TASK BRIEF: Search the data for the word "xlabel". Reproduce every line where it is found.

EXTRACTED MATERIAL:
------------------------------

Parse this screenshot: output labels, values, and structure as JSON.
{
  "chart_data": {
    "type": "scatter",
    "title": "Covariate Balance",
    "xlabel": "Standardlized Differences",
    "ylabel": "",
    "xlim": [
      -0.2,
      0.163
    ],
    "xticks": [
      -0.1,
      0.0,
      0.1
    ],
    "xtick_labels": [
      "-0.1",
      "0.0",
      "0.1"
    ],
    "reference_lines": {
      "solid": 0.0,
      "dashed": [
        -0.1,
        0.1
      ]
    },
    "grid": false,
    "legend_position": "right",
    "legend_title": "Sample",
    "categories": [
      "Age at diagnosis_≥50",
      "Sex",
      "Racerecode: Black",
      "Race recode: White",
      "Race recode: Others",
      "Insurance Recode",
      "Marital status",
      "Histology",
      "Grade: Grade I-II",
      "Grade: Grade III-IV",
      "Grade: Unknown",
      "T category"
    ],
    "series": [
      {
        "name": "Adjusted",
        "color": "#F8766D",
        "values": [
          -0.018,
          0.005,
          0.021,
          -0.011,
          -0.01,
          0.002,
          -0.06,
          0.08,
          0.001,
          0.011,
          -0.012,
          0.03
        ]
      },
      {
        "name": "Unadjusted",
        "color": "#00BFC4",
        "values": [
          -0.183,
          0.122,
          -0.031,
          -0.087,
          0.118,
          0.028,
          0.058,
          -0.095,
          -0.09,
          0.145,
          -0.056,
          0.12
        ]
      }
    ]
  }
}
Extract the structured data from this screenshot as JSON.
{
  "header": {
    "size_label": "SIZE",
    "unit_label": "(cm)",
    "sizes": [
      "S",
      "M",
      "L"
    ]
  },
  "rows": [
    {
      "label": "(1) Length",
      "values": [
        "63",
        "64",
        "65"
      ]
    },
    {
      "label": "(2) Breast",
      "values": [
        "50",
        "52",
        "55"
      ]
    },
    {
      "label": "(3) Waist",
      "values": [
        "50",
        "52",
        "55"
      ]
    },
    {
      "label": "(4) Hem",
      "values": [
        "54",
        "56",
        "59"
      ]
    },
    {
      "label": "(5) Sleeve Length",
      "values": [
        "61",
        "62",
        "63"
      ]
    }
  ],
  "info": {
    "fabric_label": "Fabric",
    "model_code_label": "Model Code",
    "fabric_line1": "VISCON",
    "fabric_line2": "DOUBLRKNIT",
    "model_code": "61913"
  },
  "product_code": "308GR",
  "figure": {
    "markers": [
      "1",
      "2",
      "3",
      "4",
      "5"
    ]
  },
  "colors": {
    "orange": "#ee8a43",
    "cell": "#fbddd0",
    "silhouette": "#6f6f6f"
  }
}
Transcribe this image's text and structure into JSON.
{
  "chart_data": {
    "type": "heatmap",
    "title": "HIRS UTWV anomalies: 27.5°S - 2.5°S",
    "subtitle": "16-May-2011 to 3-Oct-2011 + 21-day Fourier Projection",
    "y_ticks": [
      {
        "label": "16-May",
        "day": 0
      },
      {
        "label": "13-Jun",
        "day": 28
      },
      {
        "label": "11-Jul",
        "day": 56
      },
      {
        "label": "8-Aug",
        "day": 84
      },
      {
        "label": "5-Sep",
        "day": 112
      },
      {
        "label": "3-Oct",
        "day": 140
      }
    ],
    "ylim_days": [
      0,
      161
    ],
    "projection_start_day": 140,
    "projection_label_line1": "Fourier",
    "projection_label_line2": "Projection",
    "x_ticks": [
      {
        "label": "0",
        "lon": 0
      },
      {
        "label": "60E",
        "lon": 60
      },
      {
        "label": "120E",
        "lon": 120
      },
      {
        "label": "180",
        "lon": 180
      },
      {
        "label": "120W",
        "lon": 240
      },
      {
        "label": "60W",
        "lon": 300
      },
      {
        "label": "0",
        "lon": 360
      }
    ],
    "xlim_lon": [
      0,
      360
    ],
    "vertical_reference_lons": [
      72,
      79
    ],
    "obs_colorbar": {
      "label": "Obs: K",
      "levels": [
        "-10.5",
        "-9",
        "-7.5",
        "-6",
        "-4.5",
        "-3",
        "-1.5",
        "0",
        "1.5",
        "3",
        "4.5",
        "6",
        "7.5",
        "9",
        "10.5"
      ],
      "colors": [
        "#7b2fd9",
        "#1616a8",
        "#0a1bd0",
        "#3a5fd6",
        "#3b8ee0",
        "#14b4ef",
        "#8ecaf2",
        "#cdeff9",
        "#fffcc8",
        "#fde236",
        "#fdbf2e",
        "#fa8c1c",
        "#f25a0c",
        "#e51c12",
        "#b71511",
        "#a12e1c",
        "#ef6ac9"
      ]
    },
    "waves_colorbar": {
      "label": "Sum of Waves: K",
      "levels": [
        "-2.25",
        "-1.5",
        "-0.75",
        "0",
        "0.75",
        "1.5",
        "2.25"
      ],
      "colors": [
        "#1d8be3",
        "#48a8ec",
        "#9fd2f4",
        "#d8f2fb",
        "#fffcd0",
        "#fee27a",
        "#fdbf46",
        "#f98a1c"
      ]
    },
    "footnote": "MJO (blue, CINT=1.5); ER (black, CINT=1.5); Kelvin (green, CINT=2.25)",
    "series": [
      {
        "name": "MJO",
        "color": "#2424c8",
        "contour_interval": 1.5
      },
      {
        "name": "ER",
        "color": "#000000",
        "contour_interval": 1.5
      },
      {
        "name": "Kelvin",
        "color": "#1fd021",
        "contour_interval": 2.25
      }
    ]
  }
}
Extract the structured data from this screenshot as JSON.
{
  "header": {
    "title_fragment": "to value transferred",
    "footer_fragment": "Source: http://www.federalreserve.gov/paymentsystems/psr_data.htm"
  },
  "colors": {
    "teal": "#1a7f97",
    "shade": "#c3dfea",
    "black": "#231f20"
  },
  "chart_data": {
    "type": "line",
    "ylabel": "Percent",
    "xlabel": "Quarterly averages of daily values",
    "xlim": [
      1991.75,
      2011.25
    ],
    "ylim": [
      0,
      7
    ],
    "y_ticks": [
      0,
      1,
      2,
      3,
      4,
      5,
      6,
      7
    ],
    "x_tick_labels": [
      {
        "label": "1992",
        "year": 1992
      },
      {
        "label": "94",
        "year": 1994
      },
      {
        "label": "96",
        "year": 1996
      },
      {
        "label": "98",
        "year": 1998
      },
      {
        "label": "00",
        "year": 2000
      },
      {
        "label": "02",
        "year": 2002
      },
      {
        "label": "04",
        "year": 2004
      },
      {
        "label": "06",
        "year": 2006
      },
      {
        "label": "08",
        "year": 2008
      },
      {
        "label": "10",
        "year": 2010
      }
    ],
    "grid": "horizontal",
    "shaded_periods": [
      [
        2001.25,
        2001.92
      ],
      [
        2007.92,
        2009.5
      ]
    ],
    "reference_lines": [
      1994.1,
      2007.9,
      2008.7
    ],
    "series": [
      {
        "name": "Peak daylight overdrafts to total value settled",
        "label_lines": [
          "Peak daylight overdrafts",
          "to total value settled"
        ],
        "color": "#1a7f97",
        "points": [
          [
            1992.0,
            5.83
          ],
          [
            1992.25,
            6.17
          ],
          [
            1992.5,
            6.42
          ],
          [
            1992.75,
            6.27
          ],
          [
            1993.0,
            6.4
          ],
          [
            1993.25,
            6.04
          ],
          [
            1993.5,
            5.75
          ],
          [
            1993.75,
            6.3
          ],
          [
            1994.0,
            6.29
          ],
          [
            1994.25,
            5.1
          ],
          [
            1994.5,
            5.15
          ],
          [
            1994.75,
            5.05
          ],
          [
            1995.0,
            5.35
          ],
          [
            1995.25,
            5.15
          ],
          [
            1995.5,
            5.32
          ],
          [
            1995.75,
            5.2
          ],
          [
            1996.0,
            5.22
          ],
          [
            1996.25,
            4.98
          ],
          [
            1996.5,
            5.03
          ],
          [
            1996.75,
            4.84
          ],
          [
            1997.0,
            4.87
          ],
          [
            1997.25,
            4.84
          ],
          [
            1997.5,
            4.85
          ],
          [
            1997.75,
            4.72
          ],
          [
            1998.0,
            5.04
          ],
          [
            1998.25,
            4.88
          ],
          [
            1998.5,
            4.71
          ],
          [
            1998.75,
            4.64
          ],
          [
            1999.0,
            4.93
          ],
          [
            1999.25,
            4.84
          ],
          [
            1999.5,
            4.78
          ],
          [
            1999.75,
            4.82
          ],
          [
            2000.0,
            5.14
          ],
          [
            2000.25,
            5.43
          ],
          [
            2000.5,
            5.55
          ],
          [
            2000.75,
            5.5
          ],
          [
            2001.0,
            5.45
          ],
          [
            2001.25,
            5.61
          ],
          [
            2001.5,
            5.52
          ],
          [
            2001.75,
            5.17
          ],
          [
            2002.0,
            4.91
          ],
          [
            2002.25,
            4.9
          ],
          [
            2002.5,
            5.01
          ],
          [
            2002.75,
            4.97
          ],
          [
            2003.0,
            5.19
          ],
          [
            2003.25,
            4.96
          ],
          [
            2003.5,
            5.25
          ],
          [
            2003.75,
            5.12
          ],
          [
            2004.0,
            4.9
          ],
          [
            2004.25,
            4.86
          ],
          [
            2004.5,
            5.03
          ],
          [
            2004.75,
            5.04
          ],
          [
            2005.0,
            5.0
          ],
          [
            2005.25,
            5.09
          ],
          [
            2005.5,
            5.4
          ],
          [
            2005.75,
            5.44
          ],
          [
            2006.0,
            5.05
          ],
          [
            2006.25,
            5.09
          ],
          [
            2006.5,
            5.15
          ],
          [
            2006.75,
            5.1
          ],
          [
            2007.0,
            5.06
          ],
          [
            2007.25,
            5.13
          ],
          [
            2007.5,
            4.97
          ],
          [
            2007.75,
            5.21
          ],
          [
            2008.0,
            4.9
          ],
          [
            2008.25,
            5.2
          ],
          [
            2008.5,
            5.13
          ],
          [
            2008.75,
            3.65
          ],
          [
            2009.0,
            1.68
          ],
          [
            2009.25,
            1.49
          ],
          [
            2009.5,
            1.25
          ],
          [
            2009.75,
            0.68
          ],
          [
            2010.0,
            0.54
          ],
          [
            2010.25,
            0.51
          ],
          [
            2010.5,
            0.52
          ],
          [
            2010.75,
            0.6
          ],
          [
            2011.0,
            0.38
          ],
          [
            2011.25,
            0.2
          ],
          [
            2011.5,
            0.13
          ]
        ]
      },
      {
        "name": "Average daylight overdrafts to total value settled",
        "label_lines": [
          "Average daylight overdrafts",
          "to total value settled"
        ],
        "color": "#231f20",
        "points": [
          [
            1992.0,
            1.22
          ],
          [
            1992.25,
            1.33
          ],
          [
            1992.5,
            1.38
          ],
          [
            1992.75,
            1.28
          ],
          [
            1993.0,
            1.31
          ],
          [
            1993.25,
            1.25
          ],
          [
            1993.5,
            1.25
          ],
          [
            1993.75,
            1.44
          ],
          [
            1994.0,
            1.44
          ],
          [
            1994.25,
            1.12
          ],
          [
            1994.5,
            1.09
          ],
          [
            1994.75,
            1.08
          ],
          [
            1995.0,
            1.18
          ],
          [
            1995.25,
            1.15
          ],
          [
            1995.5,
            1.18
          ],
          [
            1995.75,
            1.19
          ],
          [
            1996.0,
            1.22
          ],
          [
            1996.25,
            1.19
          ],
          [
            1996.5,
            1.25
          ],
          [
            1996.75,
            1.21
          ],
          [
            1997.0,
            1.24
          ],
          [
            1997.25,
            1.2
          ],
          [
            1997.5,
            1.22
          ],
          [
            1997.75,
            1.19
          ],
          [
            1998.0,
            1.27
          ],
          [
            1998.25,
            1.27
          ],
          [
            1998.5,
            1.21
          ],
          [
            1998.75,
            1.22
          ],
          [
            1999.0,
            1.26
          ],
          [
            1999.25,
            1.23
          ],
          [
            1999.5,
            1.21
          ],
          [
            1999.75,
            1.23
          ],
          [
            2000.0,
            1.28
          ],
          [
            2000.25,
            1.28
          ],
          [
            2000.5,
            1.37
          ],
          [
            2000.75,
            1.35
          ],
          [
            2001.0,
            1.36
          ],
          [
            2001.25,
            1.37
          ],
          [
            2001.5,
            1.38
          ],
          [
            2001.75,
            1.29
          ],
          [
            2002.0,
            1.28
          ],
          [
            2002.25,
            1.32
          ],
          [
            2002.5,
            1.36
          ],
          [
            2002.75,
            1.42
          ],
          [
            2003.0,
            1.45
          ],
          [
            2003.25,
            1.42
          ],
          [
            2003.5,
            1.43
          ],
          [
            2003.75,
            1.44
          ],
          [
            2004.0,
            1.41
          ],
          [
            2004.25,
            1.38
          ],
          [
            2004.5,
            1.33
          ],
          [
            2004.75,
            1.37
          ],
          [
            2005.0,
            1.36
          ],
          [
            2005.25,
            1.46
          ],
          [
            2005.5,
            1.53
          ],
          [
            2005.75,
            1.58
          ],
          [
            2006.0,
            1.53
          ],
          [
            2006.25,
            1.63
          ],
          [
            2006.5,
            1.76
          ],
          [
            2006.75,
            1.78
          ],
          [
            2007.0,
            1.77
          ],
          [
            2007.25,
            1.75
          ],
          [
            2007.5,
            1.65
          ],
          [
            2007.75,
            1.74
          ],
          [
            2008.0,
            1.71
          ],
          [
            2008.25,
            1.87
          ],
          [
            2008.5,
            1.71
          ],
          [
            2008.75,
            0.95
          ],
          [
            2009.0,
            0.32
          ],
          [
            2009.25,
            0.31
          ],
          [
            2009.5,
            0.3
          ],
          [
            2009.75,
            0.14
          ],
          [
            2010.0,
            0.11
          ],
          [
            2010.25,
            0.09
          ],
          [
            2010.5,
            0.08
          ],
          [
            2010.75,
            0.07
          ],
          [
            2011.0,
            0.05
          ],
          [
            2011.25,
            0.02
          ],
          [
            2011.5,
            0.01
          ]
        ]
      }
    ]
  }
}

------------------------------

TASK ANSWER:
    "xlabel": "Standardlized Differences",
    "xlabel": "Quarterly averages of daily values",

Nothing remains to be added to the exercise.